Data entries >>
▼

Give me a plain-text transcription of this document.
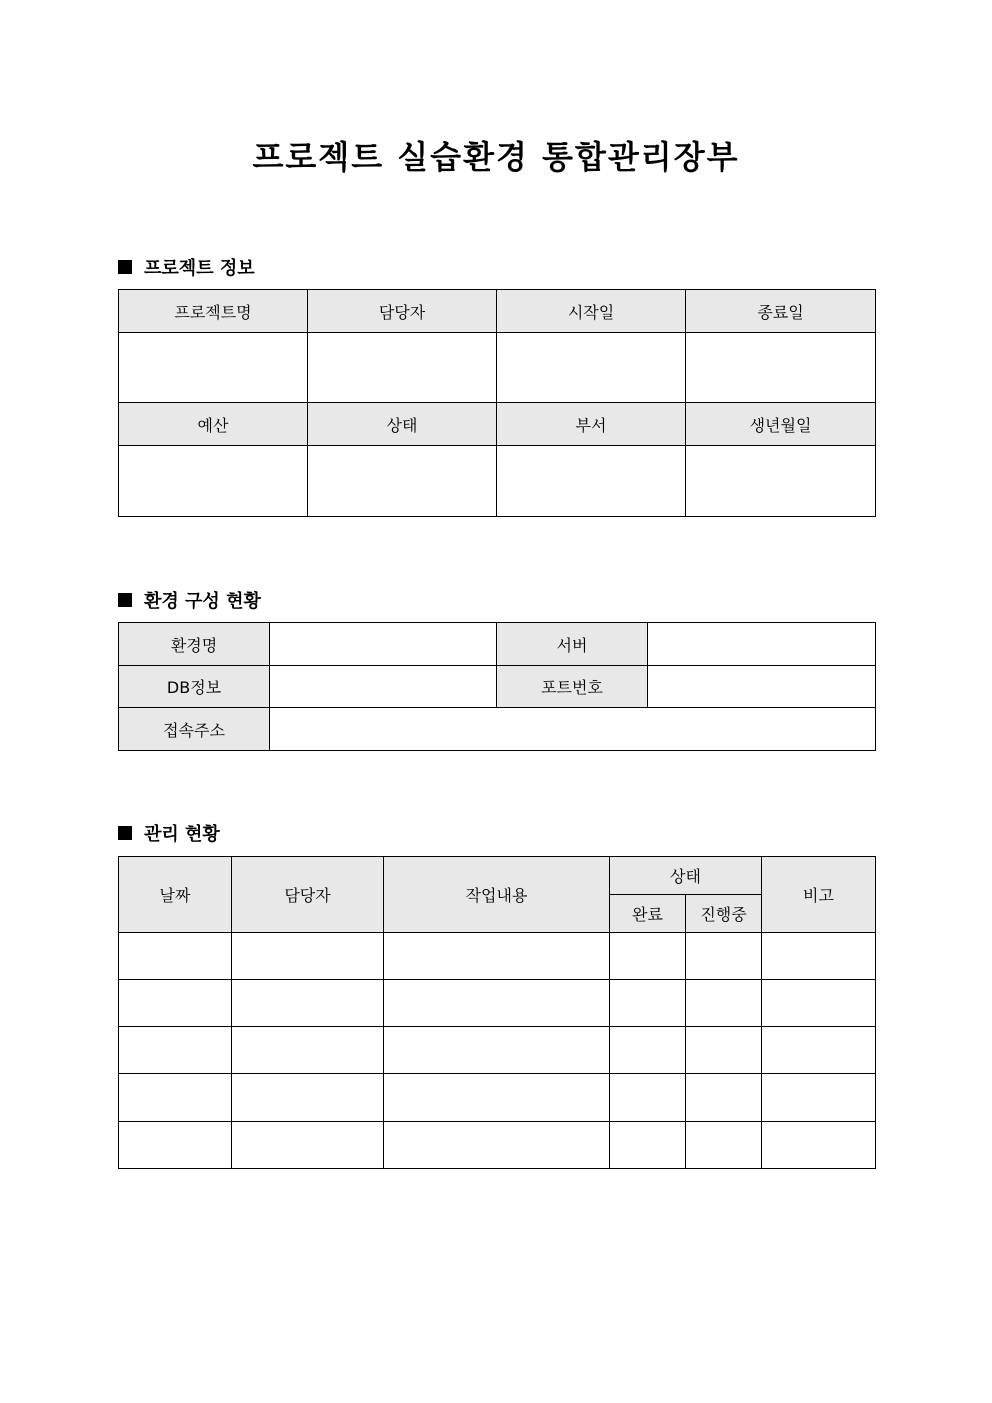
프로젝트 실습환경 통합관리장부
프로젝트 정보
프로젝트명	담당자	시작일	종료일

예산	상태	부서	생년월일

환경 구성 현황
환경명		서버	
DB정보		포트번호	
접속주소			
관리 현황
날짜	담당자	작업내용	상태		비고
			완료	진행중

▲

Set problem >> Print the full listing exactly, dropping the pictures.

Final result >>
Give me a plain-text transcription of this document.
프로젝트 실습환경 통합관리장부
프로젝트 정보
프로젝트명	담당자	시작일	종료일

예산	상태	부서	생년월일

환경 구성 현황
환경명		서버	
DB정보		포트번호	
접속주소			
관리 현황
날짜	담당자	작업내용	상태		비고
			완료	진행중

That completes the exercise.